_Job_
Every record should be written out exactly, with the pictures left out.

_Data excerpts_
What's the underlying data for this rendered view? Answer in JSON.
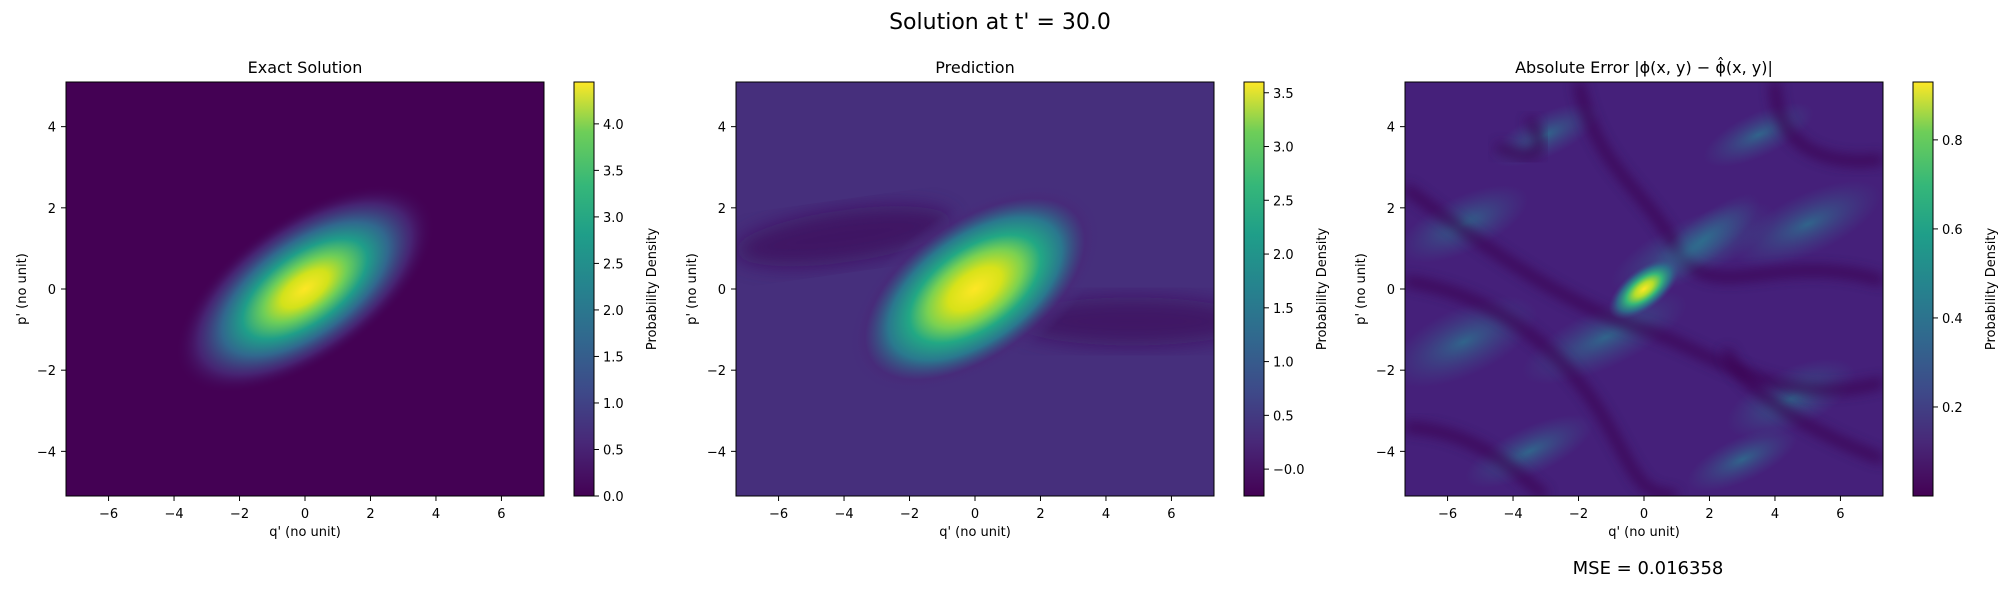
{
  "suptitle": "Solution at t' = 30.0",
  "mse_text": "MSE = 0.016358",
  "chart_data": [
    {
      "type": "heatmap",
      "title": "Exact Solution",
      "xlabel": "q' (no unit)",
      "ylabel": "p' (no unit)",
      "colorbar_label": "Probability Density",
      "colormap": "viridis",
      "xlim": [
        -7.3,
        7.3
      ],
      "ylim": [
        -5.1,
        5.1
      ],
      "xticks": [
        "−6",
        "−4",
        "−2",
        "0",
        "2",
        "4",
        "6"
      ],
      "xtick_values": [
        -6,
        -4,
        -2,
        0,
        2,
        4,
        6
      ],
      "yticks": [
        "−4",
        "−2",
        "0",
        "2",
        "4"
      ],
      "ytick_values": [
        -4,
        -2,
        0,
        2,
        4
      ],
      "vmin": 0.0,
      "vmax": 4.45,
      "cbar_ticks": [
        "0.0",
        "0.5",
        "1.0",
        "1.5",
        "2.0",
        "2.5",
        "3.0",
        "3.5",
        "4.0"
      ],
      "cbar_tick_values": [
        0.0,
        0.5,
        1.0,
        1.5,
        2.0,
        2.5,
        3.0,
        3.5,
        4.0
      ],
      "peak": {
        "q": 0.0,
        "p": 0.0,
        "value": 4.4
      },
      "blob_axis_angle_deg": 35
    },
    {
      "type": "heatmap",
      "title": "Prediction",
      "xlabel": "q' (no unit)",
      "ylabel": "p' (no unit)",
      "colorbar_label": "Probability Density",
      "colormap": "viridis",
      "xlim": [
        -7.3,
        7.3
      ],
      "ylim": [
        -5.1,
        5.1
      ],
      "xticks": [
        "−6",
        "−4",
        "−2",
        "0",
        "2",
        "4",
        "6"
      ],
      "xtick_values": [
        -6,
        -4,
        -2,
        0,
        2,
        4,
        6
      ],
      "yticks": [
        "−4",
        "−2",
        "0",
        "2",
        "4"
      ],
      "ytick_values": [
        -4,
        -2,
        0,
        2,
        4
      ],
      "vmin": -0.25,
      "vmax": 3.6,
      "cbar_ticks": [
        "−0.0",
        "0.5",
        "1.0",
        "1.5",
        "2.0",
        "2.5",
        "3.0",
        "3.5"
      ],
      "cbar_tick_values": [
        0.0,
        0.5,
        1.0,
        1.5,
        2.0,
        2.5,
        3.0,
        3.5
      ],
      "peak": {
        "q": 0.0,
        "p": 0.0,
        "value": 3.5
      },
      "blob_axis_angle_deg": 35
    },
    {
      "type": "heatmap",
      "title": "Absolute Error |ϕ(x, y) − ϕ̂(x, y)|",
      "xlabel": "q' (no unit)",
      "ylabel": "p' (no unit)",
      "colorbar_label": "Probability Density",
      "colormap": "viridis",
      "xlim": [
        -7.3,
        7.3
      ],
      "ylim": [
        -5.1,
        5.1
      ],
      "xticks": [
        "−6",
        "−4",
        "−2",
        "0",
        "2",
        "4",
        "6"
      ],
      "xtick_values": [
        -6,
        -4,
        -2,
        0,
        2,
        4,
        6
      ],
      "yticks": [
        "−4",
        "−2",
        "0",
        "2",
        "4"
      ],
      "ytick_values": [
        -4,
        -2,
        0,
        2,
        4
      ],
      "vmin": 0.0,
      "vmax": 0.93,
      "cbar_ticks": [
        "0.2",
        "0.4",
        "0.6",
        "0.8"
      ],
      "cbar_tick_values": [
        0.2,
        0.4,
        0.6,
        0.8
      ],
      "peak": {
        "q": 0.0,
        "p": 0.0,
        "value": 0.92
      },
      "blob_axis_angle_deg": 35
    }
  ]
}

_Full output_
What's the underlying data for this rendered view? Answer in JSON.
{
  "suptitle": "Solution at t' = 30.0",
  "mse_text": "MSE = 0.016358",
  "chart_data": [
    {
      "type": "heatmap",
      "title": "Exact Solution",
      "xlabel": "q' (no unit)",
      "ylabel": "p' (no unit)",
      "colorbar_label": "Probability Density",
      "colormap": "viridis",
      "xlim": [
        -7.3,
        7.3
      ],
      "ylim": [
        -5.1,
        5.1
      ],
      "xticks": [
        "−6",
        "−4",
        "−2",
        "0",
        "2",
        "4",
        "6"
      ],
      "xtick_values": [
        -6,
        -4,
        -2,
        0,
        2,
        4,
        6
      ],
      "yticks": [
        "−4",
        "−2",
        "0",
        "2",
        "4"
      ],
      "ytick_values": [
        -4,
        -2,
        0,
        2,
        4
      ],
      "vmin": 0.0,
      "vmax": 4.45,
      "cbar_ticks": [
        "0.0",
        "0.5",
        "1.0",
        "1.5",
        "2.0",
        "2.5",
        "3.0",
        "3.5",
        "4.0"
      ],
      "cbar_tick_values": [
        0.0,
        0.5,
        1.0,
        1.5,
        2.0,
        2.5,
        3.0,
        3.5,
        4.0
      ],
      "peak": {
        "q": 0.0,
        "p": 0.0,
        "value": 4.4
      },
      "blob_axis_angle_deg": 35
    },
    {
      "type": "heatmap",
      "title": "Prediction",
      "xlabel": "q' (no unit)",
      "ylabel": "p' (no unit)",
      "colorbar_label": "Probability Density",
      "colormap": "viridis",
      "xlim": [
        -7.3,
        7.3
      ],
      "ylim": [
        -5.1,
        5.1
      ],
      "xticks": [
        "−6",
        "−4",
        "−2",
        "0",
        "2",
        "4",
        "6"
      ],
      "xtick_values": [
        -6,
        -4,
        -2,
        0,
        2,
        4,
        6
      ],
      "yticks": [
        "−4",
        "−2",
        "0",
        "2",
        "4"
      ],
      "ytick_values": [
        -4,
        -2,
        0,
        2,
        4
      ],
      "vmin": -0.25,
      "vmax": 3.6,
      "cbar_ticks": [
        "−0.0",
        "0.5",
        "1.0",
        "1.5",
        "2.0",
        "2.5",
        "3.0",
        "3.5"
      ],
      "cbar_tick_values": [
        0.0,
        0.5,
        1.0,
        1.5,
        2.0,
        2.5,
        3.0,
        3.5
      ],
      "peak": {
        "q": 0.0,
        "p": 0.0,
        "value": 3.5
      },
      "blob_axis_angle_deg": 35
    },
    {
      "type": "heatmap",
      "title": "Absolute Error |ϕ(x, y) − ϕ̂(x, y)|",
      "xlabel": "q' (no unit)",
      "ylabel": "p' (no unit)",
      "colorbar_label": "Probability Density",
      "colormap": "viridis",
      "xlim": [
        -7.3,
        7.3
      ],
      "ylim": [
        -5.1,
        5.1
      ],
      "xticks": [
        "−6",
        "−4",
        "−2",
        "0",
        "2",
        "4",
        "6"
      ],
      "xtick_values": [
        -6,
        -4,
        -2,
        0,
        2,
        4,
        6
      ],
      "yticks": [
        "−4",
        "−2",
        "0",
        "2",
        "4"
      ],
      "ytick_values": [
        -4,
        -2,
        0,
        2,
        4
      ],
      "vmin": 0.0,
      "vmax": 0.93,
      "cbar_ticks": [
        "0.2",
        "0.4",
        "0.6",
        "0.8"
      ],
      "cbar_tick_values": [
        0.2,
        0.4,
        0.6,
        0.8
      ],
      "peak": {
        "q": 0.0,
        "p": 0.0,
        "value": 0.92
      },
      "blob_axis_angle_deg": 35
    }
  ]
}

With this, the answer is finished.